- [OBJECTIVE]: Select, from the material below, each line with "triangle" in it.

┄┄┄┄┄┄┄┄┄┄┄┄┄┄┄┄┄┄┄┄

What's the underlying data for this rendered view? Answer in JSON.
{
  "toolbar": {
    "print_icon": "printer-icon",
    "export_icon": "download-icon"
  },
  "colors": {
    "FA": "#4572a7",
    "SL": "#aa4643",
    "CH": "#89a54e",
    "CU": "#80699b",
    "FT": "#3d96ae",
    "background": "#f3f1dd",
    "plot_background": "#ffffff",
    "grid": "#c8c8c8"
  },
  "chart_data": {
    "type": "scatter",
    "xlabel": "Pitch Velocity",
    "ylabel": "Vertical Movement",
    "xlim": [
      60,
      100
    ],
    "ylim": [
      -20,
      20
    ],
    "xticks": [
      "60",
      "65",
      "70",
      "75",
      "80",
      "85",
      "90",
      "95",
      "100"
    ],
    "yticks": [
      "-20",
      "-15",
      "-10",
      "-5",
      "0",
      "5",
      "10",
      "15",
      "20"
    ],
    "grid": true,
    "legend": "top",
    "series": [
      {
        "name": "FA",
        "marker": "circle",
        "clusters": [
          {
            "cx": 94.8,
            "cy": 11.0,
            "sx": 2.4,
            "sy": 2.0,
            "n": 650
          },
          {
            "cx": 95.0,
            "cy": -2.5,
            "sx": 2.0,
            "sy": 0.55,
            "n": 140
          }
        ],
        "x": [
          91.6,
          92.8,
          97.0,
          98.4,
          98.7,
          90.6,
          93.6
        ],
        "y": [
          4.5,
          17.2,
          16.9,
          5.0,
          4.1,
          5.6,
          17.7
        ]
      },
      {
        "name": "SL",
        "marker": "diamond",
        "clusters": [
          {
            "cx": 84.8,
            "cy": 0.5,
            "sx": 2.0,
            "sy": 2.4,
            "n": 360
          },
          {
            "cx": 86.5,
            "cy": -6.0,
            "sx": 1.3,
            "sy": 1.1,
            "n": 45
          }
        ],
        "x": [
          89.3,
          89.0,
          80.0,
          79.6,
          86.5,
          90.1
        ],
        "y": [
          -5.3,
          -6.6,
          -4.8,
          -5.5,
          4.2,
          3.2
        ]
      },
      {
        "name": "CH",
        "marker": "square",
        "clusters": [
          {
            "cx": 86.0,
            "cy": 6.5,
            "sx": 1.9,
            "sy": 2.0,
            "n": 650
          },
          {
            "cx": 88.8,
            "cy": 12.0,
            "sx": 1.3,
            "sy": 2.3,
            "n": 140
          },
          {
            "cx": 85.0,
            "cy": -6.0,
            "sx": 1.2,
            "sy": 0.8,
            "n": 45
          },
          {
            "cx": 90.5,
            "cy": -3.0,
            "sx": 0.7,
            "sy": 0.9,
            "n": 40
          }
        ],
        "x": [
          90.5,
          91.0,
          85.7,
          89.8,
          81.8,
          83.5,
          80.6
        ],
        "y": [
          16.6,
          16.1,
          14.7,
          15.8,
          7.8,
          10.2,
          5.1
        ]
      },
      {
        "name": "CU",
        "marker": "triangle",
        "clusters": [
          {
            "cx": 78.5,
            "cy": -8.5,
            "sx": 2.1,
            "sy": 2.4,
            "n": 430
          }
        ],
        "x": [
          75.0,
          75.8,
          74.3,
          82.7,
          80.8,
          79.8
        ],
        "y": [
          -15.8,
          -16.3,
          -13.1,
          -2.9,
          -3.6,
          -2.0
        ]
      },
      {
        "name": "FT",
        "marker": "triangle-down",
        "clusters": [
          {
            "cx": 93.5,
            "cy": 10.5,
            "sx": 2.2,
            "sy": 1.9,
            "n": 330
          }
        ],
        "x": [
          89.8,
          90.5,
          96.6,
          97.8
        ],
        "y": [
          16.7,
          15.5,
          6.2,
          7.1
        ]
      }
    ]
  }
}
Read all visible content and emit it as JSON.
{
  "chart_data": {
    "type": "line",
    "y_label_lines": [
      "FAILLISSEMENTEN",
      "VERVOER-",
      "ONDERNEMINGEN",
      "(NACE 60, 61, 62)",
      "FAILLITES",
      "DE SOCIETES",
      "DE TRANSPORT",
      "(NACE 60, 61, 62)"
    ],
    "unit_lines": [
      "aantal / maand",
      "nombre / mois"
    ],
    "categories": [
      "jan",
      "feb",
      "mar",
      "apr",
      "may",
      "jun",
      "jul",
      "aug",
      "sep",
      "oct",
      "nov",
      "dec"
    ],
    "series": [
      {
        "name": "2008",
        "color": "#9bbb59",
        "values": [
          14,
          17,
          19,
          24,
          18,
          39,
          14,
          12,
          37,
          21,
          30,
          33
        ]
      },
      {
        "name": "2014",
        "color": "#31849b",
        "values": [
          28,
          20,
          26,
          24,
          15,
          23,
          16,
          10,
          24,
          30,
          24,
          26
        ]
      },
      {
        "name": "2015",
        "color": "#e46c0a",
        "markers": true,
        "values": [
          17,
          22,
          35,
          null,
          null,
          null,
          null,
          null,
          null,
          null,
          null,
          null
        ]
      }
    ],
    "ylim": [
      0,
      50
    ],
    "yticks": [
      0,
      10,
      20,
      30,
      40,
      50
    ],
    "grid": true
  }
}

┄┄┄┄┄┄┄┄┄┄┄┄┄┄┄┄┄┄┄┄

- [CORRECT ANSWER]:
        "marker": "triangle",
        "marker": "triangle-down",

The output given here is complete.